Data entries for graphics

———

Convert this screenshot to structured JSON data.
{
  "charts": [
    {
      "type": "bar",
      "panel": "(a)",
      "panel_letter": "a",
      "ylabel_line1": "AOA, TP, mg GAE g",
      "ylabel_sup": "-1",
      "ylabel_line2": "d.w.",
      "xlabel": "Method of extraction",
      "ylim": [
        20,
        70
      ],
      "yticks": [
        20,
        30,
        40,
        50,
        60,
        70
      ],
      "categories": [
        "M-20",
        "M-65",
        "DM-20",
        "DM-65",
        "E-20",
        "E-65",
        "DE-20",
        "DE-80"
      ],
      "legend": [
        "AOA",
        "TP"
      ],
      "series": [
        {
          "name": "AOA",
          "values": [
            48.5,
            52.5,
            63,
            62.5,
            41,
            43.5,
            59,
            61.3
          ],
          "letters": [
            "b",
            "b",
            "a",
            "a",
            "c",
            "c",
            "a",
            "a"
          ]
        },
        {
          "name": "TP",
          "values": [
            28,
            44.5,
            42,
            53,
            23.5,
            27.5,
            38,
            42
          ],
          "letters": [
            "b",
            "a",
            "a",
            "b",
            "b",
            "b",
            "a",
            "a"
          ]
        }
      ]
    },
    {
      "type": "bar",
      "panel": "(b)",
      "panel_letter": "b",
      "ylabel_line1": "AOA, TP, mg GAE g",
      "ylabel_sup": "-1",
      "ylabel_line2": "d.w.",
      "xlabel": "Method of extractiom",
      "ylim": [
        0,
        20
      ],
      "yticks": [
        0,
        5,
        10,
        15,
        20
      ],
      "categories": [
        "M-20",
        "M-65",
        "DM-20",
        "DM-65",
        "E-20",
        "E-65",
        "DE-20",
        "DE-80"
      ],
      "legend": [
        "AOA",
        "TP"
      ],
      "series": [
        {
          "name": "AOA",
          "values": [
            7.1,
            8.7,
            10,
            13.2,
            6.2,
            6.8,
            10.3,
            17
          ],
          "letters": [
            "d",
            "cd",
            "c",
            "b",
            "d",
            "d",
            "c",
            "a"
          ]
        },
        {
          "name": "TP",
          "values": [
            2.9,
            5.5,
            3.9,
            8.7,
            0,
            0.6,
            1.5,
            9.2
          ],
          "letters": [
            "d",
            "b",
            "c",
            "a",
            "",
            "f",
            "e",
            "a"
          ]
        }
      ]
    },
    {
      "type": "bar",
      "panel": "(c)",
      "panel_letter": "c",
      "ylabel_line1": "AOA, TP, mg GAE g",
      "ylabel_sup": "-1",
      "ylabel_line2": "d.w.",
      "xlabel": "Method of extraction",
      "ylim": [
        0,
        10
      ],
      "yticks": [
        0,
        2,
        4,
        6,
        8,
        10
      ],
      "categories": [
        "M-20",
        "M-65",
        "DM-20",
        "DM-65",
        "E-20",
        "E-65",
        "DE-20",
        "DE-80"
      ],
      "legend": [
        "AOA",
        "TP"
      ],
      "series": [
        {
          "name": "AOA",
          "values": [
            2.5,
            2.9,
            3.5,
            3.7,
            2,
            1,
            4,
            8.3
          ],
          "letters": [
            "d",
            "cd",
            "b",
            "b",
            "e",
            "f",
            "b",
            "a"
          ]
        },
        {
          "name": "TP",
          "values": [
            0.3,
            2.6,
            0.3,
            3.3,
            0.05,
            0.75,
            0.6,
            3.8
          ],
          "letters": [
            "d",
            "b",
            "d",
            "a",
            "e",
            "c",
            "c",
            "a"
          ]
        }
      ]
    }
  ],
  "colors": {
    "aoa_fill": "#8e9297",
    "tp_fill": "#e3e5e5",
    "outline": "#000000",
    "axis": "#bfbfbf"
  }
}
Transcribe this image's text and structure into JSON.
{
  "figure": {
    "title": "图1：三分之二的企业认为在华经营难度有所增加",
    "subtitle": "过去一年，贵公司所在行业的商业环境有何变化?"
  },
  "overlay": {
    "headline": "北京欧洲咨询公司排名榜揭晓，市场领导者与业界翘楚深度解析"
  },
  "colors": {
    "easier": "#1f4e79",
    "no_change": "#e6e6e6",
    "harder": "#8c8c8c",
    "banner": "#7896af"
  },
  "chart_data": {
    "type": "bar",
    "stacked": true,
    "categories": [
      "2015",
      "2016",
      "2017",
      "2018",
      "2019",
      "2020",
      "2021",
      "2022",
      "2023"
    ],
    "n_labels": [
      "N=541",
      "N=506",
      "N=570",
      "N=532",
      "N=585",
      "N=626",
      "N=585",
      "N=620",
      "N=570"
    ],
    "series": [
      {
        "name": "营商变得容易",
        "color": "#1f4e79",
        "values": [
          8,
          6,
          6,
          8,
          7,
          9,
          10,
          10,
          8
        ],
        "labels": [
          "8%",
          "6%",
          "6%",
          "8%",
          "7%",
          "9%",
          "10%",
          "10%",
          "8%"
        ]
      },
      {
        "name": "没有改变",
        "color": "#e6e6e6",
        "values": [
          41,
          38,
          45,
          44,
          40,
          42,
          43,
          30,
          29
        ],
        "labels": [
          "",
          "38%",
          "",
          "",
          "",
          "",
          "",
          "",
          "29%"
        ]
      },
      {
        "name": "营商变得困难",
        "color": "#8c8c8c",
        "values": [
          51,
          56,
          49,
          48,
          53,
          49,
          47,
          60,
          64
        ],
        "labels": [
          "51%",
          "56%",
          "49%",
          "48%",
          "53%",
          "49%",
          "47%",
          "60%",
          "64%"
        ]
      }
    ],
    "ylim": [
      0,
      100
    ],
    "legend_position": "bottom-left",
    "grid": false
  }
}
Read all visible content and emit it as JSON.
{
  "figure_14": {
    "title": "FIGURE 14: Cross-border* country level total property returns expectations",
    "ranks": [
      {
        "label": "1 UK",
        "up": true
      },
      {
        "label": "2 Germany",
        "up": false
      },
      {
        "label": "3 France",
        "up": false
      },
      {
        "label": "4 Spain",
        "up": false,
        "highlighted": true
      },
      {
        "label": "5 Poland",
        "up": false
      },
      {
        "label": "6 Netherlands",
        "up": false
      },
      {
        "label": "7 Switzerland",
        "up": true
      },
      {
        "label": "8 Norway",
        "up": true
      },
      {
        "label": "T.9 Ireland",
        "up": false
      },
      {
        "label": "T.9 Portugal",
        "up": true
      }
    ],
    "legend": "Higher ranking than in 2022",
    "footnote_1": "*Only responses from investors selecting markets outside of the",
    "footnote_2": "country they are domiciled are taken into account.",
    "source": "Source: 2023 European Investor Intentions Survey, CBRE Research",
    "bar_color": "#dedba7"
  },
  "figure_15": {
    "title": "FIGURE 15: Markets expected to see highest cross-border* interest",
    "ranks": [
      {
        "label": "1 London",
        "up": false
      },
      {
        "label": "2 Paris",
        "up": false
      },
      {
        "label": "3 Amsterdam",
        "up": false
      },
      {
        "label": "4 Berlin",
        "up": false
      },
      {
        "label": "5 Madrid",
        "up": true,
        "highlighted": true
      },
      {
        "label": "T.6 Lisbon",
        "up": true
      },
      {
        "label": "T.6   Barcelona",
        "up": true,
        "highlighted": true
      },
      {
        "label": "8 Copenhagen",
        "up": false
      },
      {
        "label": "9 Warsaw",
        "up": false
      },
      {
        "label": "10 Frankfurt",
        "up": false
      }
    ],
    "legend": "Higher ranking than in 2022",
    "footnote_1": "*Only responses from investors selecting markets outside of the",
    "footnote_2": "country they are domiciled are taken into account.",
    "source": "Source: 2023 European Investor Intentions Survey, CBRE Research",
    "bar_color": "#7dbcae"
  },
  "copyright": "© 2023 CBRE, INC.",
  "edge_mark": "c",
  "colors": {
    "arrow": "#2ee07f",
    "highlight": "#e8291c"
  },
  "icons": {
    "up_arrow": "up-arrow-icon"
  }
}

———

Job — Return every line exactly.

Exercise solution —
Convert this screenshot to structured JSON data.
{
  "charts": [
    {
      "type": "bar",
      "panel": "(a)",
      "panel_letter": "a",
      "ylabel_line1": "AOA, TP, mg GAE g",
      "ylabel_sup": "-1",
      "ylabel_line2": "d.w.",
      "xlabel": "Method of extraction",
      "ylim": [
        20,
        70
      ],
      "yticks": [
        20,
        30,
        40,
        50,
        60,
        70
      ],
      "categories": [
        "M-20",
        "M-65",
        "DM-20",
        "DM-65",
        "E-20",
        "E-65",
        "DE-20",
        "DE-80"
      ],
      "legend": [
        "AOA",
        "TP"
      ],
      "series": [
        {
          "name": "AOA",
          "values": [
            48.5,
            52.5,
            63,
            62.5,
            41,
            43.5,
            59,
            61.3
          ],
          "letters": [
            "b",
            "b",
            "a",
            "a",
            "c",
            "c",
            "a",
            "a"
          ]
        },
        {
          "name": "TP",
          "values": [
            28,
            44.5,
            42,
            53,
            23.5,
            27.5,
            38,
            42
          ],
          "letters": [
            "b",
            "a",
            "a",
            "b",
            "b",
            "b",
            "a",
            "a"
          ]
        }
      ]
    },
    {
      "type": "bar",
      "panel": "(b)",
      "panel_letter": "b",
      "ylabel_line1": "AOA, TP, mg GAE g",
      "ylabel_sup": "-1",
      "ylabel_line2": "d.w.",
      "xlabel": "Method of extractiom",
      "ylim": [
        0,
        20
      ],
      "yticks": [
        0,
        5,
        10,
        15,
        20
      ],
      "categories": [
        "M-20",
        "M-65",
        "DM-20",
        "DM-65",
        "E-20",
        "E-65",
        "DE-20",
        "DE-80"
      ],
      "legend": [
        "AOA",
        "TP"
      ],
      "series": [
        {
          "name": "AOA",
          "values": [
            7.1,
            8.7,
            10,
            13.2,
            6.2,
            6.8,
            10.3,
            17
          ],
          "letters": [
            "d",
            "cd",
            "c",
            "b",
            "d",
            "d",
            "c",
            "a"
          ]
        },
        {
          "name": "TP",
          "values": [
            2.9,
            5.5,
            3.9,
            8.7,
            0,
            0.6,
            1.5,
            9.2
          ],
          "letters": [
            "d",
            "b",
            "c",
            "a",
            "",
            "f",
            "e",
            "a"
          ]
        }
      ]
    },
    {
      "type": "bar",
      "panel": "(c)",
      "panel_letter": "c",
      "ylabel_line1": "AOA, TP, mg GAE g",
      "ylabel_sup": "-1",
      "ylabel_line2": "d.w.",
      "xlabel": "Method of extraction",
      "ylim": [
        0,
        10
      ],
      "yticks": [
        0,
        2,
        4,
        6,
        8,
        10
      ],
      "categories": [
        "M-20",
        "M-65",
        "DM-20",
        "DM-65",
        "E-20",
        "E-65",
        "DE-20",
        "DE-80"
      ],
      "legend": [
        "AOA",
        "TP"
      ],
      "series": [
        {
          "name": "AOA",
          "values": [
            2.5,
            2.9,
            3.5,
            3.7,
            2,
            1,
            4,
            8.3
          ],
          "letters": [
            "d",
            "cd",
            "b",
            "b",
            "e",
            "f",
            "b",
            "a"
          ]
        },
        {
          "name": "TP",
          "values": [
            0.3,
            2.6,
            0.3,
            3.3,
            0.05,
            0.75,
            0.6,
            3.8
          ],
          "letters": [
            "d",
            "b",
            "d",
            "a",
            "e",
            "c",
            "c",
            "a"
          ]
        }
      ]
    }
  ],
  "colors": {
    "aoa_fill": "#8e9297",
    "tp_fill": "#e3e5e5",
    "outline": "#000000",
    "axis": "#bfbfbf"
  }
}
Transcribe this image's text and structure into JSON.
{
  "figure": {
    "title": "图1：三分之二的企业认为在华经营难度有所增加",
    "subtitle": "过去一年，贵公司所在行业的商业环境有何变化?"
  },
  "overlay": {
    "headline": "北京欧洲咨询公司排名榜揭晓，市场领导者与业界翘楚深度解析"
  },
  "colors": {
    "easier": "#1f4e79",
    "no_change": "#e6e6e6",
    "harder": "#8c8c8c",
    "banner": "#7896af"
  },
  "chart_data": {
    "type": "bar",
    "stacked": true,
    "categories": [
      "2015",
      "2016",
      "2017",
      "2018",
      "2019",
      "2020",
      "2021",
      "2022",
      "2023"
    ],
    "n_labels": [
      "N=541",
      "N=506",
      "N=570",
      "N=532",
      "N=585",
      "N=626",
      "N=585",
      "N=620",
      "N=570"
    ],
    "series": [
      {
        "name": "营商变得容易",
        "color": "#1f4e79",
        "values": [
          8,
          6,
          6,
          8,
          7,
          9,
          10,
          10,
          8
        ],
        "labels": [
          "8%",
          "6%",
          "6%",
          "8%",
          "7%",
          "9%",
          "10%",
          "10%",
          "8%"
        ]
      },
      {
        "name": "没有改变",
        "color": "#e6e6e6",
        "values": [
          41,
          38,
          45,
          44,
          40,
          42,
          43,
          30,
          29
        ],
        "labels": [
          "",
          "38%",
          "",
          "",
          "",
          "",
          "",
          "",
          "29%"
        ]
      },
      {
        "name": "营商变得困难",
        "color": "#8c8c8c",
        "values": [
          51,
          56,
          49,
          48,
          53,
          49,
          47,
          60,
          64
        ],
        "labels": [
          "51%",
          "56%",
          "49%",
          "48%",
          "53%",
          "49%",
          "47%",
          "60%",
          "64%"
        ]
      }
    ],
    "ylim": [
      0,
      100
    ],
    "legend_position": "bottom-left",
    "grid": false
  }
}
Read all visible content and emit it as JSON.
{
  "figure_14": {
    "title": "FIGURE 14: Cross-border* country level total property returns expectations",
    "ranks": [
      {
        "label": "1 UK",
        "up": true
      },
      {
        "label": "2 Germany",
        "up": false
      },
      {
        "label": "3 France",
        "up": false
      },
      {
        "label": "4 Spain",
        "up": false,
        "highlighted": true
      },
      {
        "label": "5 Poland",
        "up": false
      },
      {
        "label": "6 Netherlands",
        "up": false
      },
      {
        "label": "7 Switzerland",
        "up": true
      },
      {
        "label": "8 Norway",
        "up": true
      },
      {
        "label": "T.9 Ireland",
        "up": false
      },
      {
        "label": "T.9 Portugal",
        "up": true
      }
    ],
    "legend": "Higher ranking than in 2022",
    "footnote_1": "*Only responses from investors selecting markets outside of the",
    "footnote_2": "country they are domiciled are taken into account.",
    "source": "Source: 2023 European Investor Intentions Survey, CBRE Research",
    "bar_color": "#dedba7"
  },
  "figure_15": {
    "title": "FIGURE 15: Markets expected to see highest cross-border* interest",
    "ranks": [
      {
        "label": "1 London",
        "up": false
      },
      {
        "label": "2 Paris",
        "up": false
      },
      {
        "label": "3 Amsterdam",
        "up": false
      },
      {
        "label": "4 Berlin",
        "up": false
      },
      {
        "label": "5 Madrid",
        "up": true,
        "highlighted": true
      },
      {
        "label": "T.6 Lisbon",
        "up": true
      },
      {
        "label": "T.6   Barcelona",
        "up": true,
        "highlighted": true
      },
      {
        "label": "8 Copenhagen",
        "up": false
      },
      {
        "label": "9 Warsaw",
        "up": false
      },
      {
        "label": "10 Frankfurt",
        "up": false
      }
    ],
    "legend": "Higher ranking than in 2022",
    "footnote_1": "*Only responses from investors selecting markets outside of the",
    "footnote_2": "country they are domiciled are taken into account.",
    "source": "Source: 2023 European Investor Intentions Survey, CBRE Research",
    "bar_color": "#7dbcae"
  },
  "copyright": "© 2023 CBRE, INC.",
  "edge_mark": "c",
  "colors": {
    "arrow": "#2ee07f",
    "highlight": "#e8291c"
  },
  "icons": {
    "up_arrow": "up-arrow-icon"
  }
}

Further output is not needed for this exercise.